### Data section ###
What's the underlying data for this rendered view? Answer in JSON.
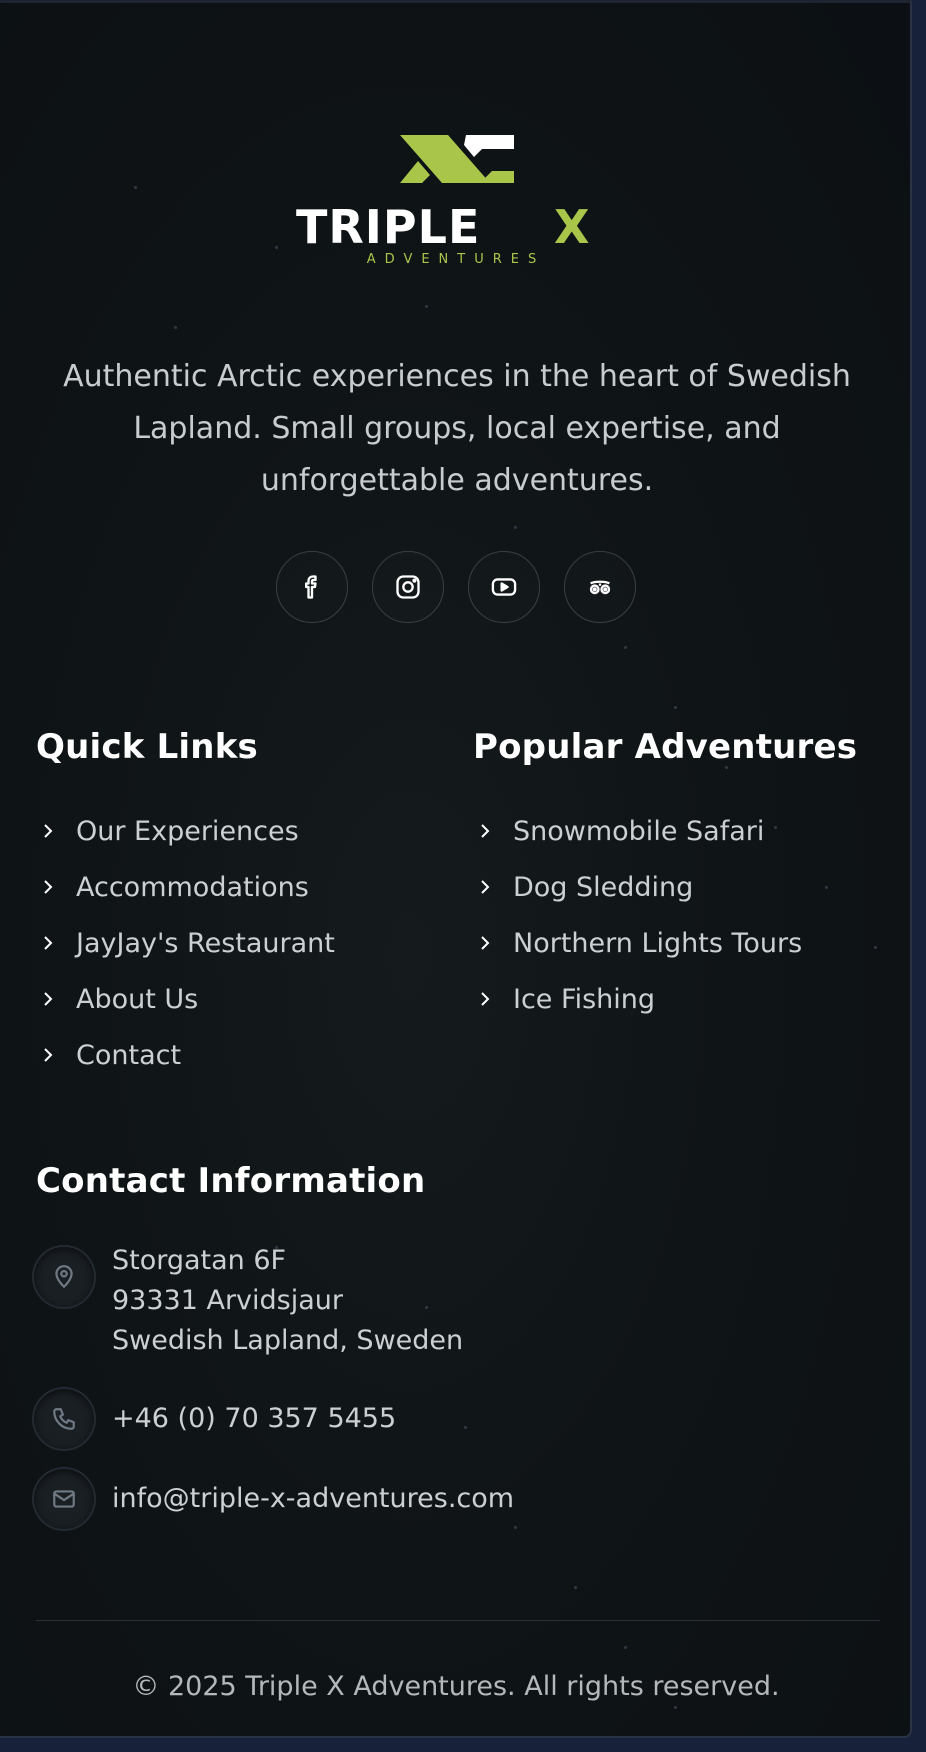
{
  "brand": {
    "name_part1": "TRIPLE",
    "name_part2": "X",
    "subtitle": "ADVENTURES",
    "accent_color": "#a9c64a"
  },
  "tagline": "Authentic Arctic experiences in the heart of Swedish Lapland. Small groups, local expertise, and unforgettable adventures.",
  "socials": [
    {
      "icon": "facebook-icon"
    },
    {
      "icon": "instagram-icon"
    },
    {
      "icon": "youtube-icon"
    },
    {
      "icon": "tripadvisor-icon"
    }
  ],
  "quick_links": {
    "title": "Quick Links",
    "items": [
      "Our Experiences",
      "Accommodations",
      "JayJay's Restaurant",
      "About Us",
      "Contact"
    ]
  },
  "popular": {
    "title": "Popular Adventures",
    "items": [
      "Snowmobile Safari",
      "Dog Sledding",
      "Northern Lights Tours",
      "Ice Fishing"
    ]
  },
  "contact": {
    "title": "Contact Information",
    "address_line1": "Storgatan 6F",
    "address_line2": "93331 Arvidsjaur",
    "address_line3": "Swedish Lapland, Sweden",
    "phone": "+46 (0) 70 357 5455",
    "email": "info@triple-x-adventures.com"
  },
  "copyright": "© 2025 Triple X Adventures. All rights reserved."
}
###
Exercise details: Print the whole listing above once more, word for word, without its pictures.

Final result:
What's the underlying data for this rendered view? Answer in JSON.
{
  "brand": {
    "name_part1": "TRIPLE",
    "name_part2": "X",
    "subtitle": "ADVENTURES",
    "accent_color": "#a9c64a"
  },
  "tagline": "Authentic Arctic experiences in the heart of Swedish Lapland. Small groups, local expertise, and unforgettable adventures.",
  "socials": [
    {
      "icon": "facebook-icon"
    },
    {
      "icon": "instagram-icon"
    },
    {
      "icon": "youtube-icon"
    },
    {
      "icon": "tripadvisor-icon"
    }
  ],
  "quick_links": {
    "title": "Quick Links",
    "items": [
      "Our Experiences",
      "Accommodations",
      "JayJay's Restaurant",
      "About Us",
      "Contact"
    ]
  },
  "popular": {
    "title": "Popular Adventures",
    "items": [
      "Snowmobile Safari",
      "Dog Sledding",
      "Northern Lights Tours",
      "Ice Fishing"
    ]
  },
  "contact": {
    "title": "Contact Information",
    "address_line1": "Storgatan 6F",
    "address_line2": "93331 Arvidsjaur",
    "address_line3": "Swedish Lapland, Sweden",
    "phone": "+46 (0) 70 357 5455",
    "email": "info@triple-x-adventures.com"
  },
  "copyright": "© 2025 Triple X Adventures. All rights reserved."
}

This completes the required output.